> [Exercise brief] Find the lines that hold the word "JSON" and return them.

* * * * * * *

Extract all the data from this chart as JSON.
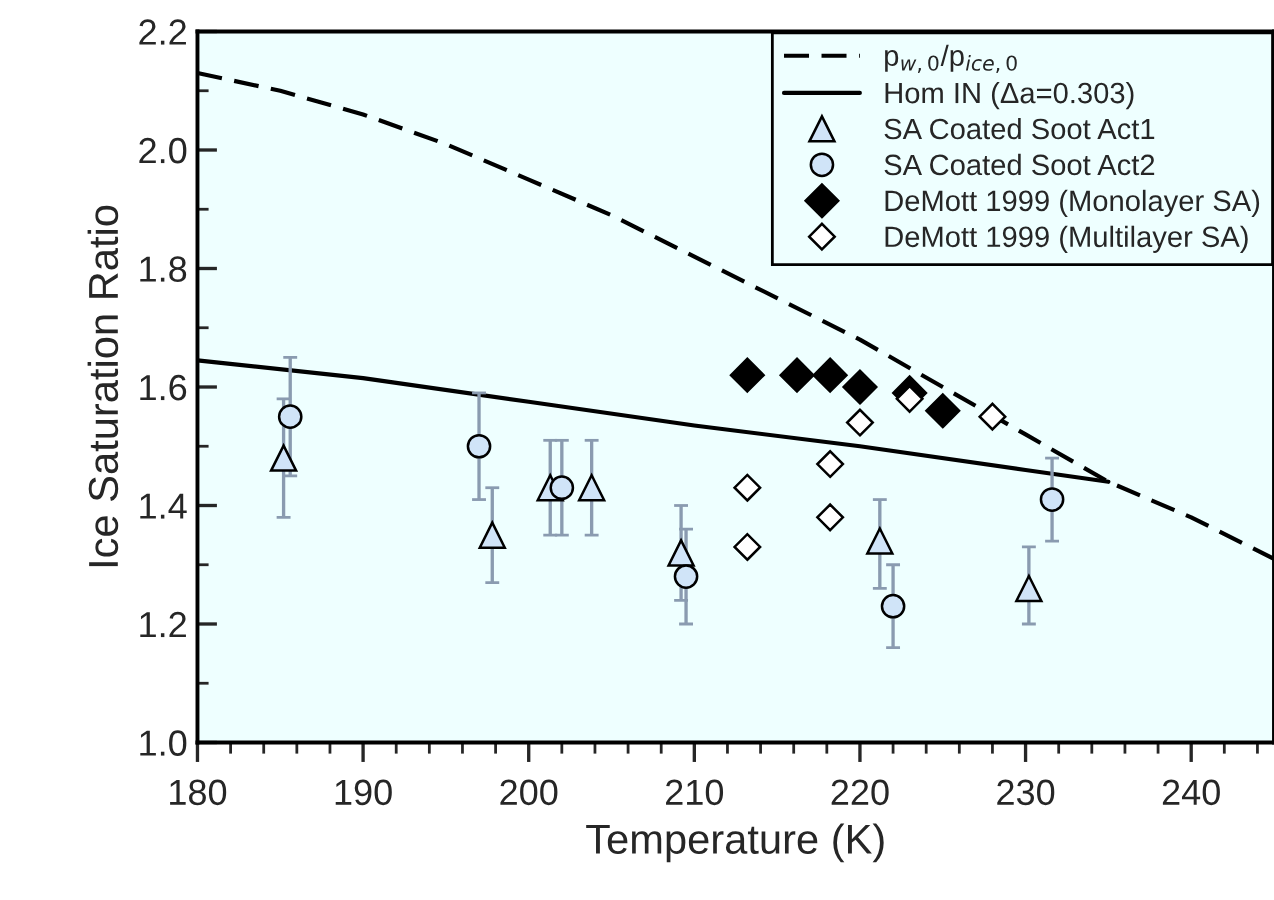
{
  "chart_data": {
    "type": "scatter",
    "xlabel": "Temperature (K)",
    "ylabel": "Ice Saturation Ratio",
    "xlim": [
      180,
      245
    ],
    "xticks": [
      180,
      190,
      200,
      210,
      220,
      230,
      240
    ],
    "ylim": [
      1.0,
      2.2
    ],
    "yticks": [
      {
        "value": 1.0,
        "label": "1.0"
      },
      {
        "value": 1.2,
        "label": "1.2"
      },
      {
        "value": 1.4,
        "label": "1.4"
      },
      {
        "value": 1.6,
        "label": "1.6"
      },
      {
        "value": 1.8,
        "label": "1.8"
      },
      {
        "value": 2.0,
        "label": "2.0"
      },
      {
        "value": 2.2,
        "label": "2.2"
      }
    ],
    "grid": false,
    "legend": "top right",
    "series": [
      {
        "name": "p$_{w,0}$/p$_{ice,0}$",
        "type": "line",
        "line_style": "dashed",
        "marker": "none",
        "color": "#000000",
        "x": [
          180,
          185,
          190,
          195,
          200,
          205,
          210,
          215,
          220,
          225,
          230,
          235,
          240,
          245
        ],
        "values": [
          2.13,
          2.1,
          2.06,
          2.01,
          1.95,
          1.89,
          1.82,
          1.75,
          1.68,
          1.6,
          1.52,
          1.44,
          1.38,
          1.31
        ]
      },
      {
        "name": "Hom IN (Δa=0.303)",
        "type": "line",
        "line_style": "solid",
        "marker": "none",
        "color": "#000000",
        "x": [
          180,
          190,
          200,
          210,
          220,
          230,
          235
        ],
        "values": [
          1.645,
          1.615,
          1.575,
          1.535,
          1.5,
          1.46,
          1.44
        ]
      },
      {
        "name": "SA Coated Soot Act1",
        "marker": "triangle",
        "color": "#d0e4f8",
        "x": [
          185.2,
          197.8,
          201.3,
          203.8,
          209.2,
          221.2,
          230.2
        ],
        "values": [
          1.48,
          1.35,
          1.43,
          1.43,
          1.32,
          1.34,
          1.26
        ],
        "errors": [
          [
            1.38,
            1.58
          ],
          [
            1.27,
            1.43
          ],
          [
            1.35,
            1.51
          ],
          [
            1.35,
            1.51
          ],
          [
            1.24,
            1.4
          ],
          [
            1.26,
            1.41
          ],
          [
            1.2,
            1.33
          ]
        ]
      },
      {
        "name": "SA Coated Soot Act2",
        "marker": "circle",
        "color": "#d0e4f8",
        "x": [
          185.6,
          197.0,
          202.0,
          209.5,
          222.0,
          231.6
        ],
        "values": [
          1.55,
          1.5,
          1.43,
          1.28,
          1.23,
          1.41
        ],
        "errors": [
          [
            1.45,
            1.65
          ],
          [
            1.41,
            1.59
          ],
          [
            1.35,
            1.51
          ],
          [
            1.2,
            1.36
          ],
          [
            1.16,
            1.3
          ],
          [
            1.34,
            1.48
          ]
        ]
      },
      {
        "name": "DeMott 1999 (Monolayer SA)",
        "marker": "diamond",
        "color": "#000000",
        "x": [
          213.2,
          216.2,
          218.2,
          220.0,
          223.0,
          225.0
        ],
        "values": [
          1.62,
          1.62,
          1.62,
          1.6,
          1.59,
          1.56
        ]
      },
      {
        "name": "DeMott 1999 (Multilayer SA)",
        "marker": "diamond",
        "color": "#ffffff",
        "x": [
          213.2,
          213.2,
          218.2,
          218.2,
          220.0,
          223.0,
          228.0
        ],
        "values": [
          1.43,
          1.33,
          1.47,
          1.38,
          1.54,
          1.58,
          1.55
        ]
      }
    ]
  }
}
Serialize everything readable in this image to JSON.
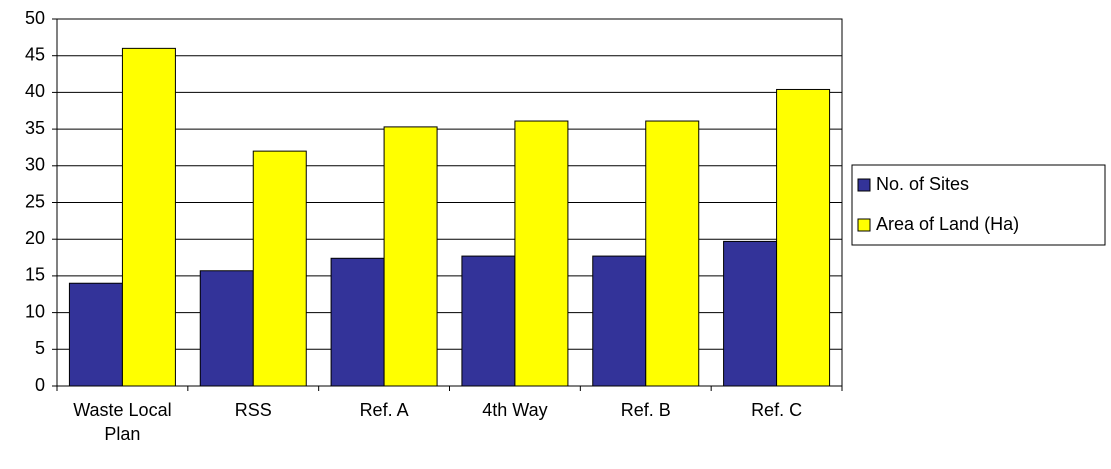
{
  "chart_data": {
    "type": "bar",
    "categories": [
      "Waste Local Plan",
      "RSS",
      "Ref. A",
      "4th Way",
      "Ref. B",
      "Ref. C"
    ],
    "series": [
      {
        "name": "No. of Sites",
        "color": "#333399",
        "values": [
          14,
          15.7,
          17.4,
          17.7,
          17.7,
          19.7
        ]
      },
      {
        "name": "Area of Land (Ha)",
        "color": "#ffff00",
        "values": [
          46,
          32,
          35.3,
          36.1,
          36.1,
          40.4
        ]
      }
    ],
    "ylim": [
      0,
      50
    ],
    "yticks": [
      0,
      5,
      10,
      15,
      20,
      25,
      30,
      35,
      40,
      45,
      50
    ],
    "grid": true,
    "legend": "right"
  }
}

* * * * * * *

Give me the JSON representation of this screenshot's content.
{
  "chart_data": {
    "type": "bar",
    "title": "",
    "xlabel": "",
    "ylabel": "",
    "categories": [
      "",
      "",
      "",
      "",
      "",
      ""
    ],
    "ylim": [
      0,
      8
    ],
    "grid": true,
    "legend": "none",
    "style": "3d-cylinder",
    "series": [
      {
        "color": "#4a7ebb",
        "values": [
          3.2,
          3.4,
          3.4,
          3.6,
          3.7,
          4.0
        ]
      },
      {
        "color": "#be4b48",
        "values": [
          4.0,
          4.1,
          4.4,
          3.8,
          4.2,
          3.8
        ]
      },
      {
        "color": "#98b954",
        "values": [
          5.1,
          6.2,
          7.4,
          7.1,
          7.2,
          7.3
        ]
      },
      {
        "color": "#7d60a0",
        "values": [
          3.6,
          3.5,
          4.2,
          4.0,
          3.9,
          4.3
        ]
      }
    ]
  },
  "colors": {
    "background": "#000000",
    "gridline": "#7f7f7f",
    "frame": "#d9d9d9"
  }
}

* * * * * * *

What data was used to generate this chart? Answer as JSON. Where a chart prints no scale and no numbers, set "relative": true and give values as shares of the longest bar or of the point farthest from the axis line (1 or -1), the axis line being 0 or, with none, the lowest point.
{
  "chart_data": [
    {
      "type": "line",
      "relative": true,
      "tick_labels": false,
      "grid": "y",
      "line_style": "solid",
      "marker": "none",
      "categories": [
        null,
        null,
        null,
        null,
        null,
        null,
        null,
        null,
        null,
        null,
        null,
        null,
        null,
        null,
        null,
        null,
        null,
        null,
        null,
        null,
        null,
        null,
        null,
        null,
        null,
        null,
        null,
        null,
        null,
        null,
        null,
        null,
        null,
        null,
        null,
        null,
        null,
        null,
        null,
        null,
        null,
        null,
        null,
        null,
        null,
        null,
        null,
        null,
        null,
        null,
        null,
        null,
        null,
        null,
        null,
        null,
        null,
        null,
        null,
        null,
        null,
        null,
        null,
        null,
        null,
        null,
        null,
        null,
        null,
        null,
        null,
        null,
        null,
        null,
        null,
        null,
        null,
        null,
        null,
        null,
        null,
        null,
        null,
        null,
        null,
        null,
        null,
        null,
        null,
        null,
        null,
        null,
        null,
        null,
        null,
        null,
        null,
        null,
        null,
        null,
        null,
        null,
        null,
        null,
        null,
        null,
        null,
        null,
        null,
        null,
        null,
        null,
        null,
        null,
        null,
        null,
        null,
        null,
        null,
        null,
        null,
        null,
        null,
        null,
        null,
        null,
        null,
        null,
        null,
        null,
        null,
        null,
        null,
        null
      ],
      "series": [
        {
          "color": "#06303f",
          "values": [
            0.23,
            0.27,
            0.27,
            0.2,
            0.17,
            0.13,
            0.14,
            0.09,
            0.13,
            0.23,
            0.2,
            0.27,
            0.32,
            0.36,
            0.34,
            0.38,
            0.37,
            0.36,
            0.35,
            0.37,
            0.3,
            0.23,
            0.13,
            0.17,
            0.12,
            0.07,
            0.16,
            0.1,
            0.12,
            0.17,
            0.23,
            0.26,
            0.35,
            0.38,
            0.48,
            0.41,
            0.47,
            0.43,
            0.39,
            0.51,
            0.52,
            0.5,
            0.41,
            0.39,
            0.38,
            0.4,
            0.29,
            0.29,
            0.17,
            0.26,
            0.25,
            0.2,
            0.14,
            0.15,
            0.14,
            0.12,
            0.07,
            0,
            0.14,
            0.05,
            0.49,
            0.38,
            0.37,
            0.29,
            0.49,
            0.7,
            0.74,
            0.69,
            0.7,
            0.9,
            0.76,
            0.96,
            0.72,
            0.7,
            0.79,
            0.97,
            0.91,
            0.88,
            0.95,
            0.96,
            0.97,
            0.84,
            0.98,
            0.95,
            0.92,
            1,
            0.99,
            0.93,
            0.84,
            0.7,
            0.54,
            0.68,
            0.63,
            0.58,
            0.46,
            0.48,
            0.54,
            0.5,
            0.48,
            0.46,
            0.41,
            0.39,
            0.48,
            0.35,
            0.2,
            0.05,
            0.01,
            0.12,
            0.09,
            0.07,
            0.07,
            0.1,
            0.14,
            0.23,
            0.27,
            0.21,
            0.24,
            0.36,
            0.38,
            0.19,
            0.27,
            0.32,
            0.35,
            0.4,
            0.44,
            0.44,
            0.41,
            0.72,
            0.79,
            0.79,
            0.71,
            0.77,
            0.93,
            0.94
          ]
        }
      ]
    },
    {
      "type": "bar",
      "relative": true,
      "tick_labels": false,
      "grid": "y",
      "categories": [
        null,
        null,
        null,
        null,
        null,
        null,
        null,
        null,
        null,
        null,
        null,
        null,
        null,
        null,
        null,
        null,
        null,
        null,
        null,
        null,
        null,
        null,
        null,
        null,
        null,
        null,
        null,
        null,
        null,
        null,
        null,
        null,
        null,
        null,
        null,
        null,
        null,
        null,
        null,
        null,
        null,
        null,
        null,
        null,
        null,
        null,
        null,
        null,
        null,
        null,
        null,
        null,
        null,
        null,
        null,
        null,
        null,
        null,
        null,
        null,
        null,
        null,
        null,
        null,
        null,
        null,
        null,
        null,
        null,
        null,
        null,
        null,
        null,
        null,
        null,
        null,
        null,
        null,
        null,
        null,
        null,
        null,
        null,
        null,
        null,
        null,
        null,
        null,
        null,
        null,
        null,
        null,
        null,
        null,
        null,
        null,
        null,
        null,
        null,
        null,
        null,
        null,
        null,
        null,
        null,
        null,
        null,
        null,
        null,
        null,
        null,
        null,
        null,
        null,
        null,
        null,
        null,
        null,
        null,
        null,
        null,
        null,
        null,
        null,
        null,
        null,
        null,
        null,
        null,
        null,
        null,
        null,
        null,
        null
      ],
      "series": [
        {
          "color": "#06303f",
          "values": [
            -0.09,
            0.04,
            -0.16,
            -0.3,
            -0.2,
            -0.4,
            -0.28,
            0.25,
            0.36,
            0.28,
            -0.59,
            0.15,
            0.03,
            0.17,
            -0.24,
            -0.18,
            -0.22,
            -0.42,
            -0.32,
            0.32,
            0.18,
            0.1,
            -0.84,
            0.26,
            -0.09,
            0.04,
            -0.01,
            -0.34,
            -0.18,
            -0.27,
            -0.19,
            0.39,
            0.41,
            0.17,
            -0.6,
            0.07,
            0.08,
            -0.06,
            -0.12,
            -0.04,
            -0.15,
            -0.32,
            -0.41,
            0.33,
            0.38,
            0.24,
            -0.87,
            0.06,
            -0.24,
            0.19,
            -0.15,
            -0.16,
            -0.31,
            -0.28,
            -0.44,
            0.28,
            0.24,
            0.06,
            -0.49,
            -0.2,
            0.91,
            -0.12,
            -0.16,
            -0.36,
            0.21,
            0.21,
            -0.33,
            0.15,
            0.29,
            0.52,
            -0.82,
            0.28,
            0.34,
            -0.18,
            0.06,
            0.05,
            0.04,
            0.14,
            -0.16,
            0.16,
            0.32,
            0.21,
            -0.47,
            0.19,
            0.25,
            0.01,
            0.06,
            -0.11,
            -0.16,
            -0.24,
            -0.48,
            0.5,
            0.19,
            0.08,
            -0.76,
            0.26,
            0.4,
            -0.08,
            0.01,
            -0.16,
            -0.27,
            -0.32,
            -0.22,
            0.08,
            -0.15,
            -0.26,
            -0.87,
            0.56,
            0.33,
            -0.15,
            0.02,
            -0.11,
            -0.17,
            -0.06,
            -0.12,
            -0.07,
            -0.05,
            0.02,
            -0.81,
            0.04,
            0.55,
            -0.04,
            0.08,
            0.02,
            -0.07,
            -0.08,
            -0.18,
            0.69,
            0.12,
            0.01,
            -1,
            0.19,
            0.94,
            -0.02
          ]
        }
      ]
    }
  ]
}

* * * * * * *

> [Solution for this problem]
Extract all the data from this chart as JSON.
Serialize everything readable in this image to JSON.
Give me the JSON representation of this screenshot's content.
What data was used to generate this chart? Answer as JSON. Where a chart prints no scale and no numbers, set "relative": true and give values as shares of the longest bar or of the point farthest from the axis line (1 or -1), the axis line being 0 or, with none, the lowest point.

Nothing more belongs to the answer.